[YOUR OBJECTIVE]
Of the lines in the data below, count the ones holding the string "team", and answer with that number only.

[DATA IN THIS EXERCISE]

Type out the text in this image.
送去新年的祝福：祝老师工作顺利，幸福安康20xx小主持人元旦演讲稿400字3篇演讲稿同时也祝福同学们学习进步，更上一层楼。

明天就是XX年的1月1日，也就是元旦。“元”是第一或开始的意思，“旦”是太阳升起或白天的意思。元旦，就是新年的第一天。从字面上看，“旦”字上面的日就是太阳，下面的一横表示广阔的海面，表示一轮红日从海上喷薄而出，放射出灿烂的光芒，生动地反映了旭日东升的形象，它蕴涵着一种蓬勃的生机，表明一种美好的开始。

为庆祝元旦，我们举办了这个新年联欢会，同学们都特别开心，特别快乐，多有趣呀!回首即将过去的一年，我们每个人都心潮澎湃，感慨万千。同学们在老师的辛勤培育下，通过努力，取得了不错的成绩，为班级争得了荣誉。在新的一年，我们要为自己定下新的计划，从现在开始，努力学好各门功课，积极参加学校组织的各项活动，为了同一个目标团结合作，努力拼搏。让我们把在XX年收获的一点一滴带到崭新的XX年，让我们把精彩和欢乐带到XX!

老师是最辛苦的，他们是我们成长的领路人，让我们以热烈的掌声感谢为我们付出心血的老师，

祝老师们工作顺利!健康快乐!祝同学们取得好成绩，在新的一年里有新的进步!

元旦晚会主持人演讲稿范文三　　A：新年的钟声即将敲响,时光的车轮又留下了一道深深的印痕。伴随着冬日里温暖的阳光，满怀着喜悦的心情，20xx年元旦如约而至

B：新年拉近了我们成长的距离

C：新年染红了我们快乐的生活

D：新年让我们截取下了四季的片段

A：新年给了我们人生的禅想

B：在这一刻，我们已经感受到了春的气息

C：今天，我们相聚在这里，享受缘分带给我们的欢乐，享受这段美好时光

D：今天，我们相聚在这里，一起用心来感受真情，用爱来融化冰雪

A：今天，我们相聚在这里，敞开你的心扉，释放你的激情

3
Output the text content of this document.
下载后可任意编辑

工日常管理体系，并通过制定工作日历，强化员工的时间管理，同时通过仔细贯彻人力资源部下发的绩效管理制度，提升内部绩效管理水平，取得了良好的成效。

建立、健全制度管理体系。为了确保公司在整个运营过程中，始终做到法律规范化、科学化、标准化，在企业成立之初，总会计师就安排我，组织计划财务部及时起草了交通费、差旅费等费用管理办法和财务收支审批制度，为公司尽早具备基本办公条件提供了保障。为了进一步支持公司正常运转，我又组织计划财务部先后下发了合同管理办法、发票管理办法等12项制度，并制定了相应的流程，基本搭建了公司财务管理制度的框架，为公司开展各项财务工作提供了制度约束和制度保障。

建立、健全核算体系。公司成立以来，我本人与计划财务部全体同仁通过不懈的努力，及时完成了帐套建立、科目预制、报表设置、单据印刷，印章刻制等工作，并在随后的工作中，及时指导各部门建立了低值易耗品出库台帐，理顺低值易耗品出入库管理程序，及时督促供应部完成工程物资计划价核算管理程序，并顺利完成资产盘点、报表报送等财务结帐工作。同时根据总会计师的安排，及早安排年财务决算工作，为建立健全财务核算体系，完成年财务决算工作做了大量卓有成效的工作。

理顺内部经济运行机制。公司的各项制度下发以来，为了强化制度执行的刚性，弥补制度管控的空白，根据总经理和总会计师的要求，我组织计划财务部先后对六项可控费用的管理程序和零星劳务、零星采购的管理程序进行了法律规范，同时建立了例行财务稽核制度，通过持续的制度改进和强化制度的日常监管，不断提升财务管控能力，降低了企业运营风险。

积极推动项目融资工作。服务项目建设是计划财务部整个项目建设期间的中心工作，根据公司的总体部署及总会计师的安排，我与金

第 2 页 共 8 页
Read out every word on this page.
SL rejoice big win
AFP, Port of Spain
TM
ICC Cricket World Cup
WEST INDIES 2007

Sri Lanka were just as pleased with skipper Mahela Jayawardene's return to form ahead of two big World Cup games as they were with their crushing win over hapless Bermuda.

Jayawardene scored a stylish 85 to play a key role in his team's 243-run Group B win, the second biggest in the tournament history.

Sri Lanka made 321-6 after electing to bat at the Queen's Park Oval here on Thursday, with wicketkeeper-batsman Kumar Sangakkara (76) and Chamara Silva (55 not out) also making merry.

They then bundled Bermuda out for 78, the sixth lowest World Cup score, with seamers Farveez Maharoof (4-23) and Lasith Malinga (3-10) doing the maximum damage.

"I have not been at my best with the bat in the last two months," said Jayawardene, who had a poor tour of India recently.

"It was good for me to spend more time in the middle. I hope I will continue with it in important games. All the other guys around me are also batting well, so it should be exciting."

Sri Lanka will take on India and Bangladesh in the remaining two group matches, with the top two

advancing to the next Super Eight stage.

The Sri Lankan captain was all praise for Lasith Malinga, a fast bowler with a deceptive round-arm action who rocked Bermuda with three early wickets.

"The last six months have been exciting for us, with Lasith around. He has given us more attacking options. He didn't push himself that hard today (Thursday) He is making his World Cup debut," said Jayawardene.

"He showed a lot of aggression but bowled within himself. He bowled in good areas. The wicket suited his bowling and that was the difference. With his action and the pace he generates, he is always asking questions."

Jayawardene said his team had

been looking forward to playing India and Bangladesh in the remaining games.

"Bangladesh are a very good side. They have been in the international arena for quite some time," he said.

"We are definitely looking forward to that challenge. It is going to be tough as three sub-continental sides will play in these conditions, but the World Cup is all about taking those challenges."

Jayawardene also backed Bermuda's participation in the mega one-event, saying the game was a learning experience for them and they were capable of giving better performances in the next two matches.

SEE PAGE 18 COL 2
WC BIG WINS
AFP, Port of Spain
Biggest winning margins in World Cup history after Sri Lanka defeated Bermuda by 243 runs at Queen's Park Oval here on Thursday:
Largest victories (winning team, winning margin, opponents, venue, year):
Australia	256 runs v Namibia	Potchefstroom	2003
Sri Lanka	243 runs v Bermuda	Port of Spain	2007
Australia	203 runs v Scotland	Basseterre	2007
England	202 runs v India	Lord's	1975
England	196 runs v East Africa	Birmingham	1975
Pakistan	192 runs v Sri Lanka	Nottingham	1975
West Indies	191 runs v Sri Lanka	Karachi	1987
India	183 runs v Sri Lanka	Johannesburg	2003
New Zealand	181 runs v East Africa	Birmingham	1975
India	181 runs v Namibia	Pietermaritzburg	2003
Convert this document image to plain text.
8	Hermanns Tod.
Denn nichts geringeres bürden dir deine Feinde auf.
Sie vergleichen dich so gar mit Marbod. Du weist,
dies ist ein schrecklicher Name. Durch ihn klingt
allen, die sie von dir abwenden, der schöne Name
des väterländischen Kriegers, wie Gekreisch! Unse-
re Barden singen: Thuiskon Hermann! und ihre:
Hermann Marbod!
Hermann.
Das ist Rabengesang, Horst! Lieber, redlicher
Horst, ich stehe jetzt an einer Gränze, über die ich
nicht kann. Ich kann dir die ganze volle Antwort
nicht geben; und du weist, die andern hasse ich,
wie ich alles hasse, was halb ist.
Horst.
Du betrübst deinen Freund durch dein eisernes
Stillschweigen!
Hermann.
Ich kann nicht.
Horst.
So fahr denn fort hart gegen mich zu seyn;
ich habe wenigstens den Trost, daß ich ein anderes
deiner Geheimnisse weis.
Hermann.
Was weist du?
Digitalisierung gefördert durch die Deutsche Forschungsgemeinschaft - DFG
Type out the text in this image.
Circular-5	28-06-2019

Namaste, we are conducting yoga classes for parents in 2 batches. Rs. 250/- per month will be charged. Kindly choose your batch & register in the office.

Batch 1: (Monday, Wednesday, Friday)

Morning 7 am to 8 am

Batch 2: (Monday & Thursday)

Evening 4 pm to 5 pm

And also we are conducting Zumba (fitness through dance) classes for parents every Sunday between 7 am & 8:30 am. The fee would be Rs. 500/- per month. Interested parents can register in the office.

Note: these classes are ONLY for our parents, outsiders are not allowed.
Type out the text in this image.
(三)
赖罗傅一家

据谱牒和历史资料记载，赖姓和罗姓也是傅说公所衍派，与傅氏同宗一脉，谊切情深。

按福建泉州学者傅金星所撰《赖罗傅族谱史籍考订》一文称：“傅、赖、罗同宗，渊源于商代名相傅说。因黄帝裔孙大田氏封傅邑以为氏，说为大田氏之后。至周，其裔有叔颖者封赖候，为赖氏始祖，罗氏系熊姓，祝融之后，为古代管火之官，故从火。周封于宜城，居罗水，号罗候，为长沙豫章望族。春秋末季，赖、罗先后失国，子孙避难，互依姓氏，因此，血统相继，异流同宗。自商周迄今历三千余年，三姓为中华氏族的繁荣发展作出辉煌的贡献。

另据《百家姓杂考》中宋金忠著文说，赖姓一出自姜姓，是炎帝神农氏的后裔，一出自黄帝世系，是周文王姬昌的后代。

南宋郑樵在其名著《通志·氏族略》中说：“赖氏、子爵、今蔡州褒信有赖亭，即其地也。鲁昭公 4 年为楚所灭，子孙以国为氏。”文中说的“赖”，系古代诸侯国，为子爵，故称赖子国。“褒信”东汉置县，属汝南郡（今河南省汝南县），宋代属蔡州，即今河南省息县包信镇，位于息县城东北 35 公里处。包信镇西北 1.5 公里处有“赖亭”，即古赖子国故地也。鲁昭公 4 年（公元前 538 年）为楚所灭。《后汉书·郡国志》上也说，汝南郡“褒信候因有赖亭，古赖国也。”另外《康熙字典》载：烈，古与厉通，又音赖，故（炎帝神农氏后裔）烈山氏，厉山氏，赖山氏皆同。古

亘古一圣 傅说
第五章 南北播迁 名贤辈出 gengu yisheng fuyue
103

[SOLUTION]
3